**EXERCISE TASK:** Keep only the lines that hold the string "spier", filtering out the rest of the entries below.

# START OF PROVIDED ENTRIES

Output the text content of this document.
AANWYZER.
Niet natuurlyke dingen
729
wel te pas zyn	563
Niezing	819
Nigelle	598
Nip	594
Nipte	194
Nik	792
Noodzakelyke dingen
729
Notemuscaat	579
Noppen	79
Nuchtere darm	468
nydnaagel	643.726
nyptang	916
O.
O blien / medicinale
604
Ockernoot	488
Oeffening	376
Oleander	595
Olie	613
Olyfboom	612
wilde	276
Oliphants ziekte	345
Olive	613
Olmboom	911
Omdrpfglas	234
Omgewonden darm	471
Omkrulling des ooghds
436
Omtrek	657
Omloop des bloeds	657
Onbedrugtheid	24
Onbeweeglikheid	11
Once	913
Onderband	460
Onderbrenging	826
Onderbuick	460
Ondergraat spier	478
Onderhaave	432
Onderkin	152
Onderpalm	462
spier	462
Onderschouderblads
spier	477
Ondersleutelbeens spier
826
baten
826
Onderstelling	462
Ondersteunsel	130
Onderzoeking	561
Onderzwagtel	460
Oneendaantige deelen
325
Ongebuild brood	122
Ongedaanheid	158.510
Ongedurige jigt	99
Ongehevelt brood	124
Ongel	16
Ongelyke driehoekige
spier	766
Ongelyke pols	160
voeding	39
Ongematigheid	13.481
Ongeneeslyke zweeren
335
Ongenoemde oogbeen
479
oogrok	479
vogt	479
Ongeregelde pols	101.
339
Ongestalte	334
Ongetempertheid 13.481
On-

# END OF PROVIDED ENTRIES
# START OF PROVIDED ENTRIES

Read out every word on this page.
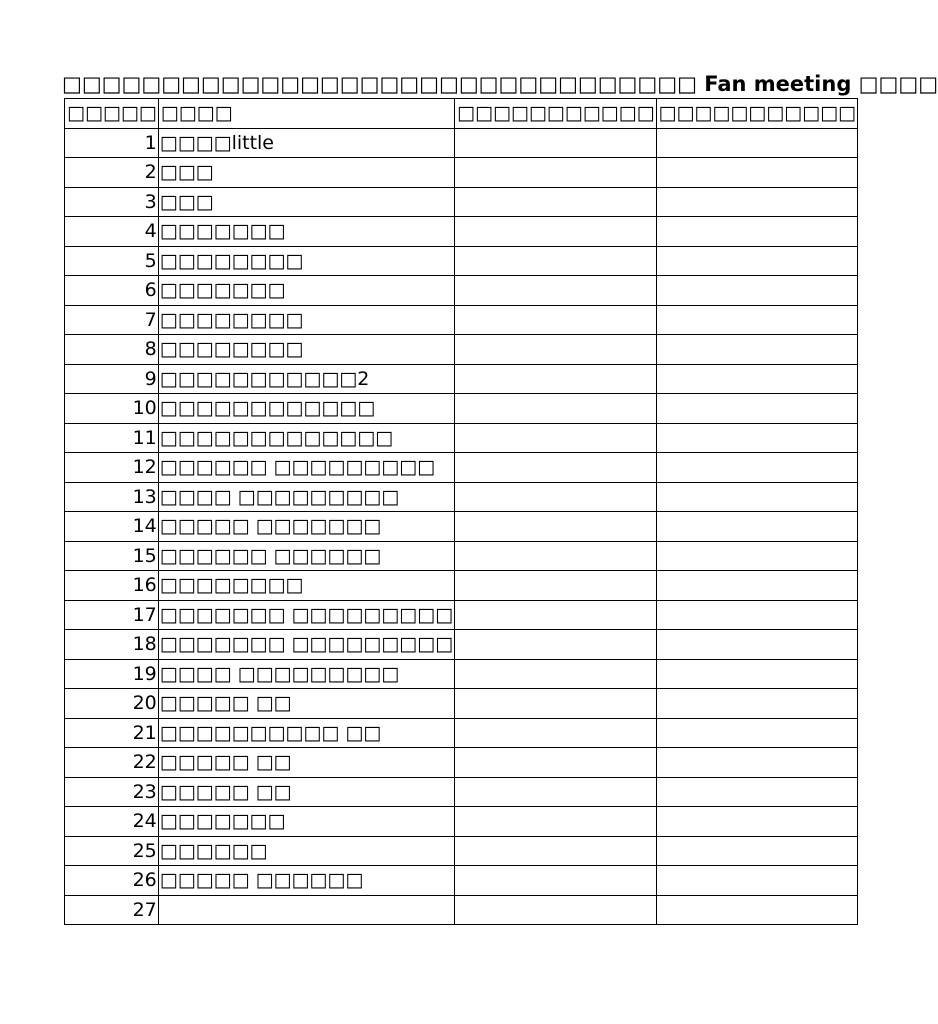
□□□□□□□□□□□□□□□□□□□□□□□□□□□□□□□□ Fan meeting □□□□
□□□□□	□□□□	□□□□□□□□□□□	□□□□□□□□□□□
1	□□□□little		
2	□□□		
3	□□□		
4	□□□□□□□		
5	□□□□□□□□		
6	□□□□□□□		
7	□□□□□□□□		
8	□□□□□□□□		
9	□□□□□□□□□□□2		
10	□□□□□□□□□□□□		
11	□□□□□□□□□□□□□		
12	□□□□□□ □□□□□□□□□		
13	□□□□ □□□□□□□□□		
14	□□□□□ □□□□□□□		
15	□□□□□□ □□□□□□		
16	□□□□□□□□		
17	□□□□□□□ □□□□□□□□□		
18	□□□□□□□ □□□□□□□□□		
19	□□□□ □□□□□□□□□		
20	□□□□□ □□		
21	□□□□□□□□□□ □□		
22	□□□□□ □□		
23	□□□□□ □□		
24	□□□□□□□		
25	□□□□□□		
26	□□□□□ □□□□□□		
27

# END OF PROVIDED ENTRIES
# START OF PROVIDED ENTRIES

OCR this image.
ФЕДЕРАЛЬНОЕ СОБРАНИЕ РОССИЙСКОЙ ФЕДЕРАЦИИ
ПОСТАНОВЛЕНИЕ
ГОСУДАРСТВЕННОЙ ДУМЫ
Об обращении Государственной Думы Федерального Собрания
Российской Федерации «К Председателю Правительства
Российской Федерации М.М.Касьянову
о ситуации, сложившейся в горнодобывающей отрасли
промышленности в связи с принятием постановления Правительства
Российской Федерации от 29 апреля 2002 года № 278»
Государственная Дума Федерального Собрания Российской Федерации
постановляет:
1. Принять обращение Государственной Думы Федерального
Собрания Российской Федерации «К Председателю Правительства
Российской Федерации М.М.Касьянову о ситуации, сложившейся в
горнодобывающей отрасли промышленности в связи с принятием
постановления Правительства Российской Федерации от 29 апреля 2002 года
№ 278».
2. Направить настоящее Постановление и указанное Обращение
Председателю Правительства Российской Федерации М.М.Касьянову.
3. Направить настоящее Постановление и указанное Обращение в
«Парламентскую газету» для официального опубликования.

# END OF PROVIDED ENTRIES

**IN RESPONSE:**
Ondergraat spier	478
spier	462
spier	477
Ondersleutelbeens spier
spier	766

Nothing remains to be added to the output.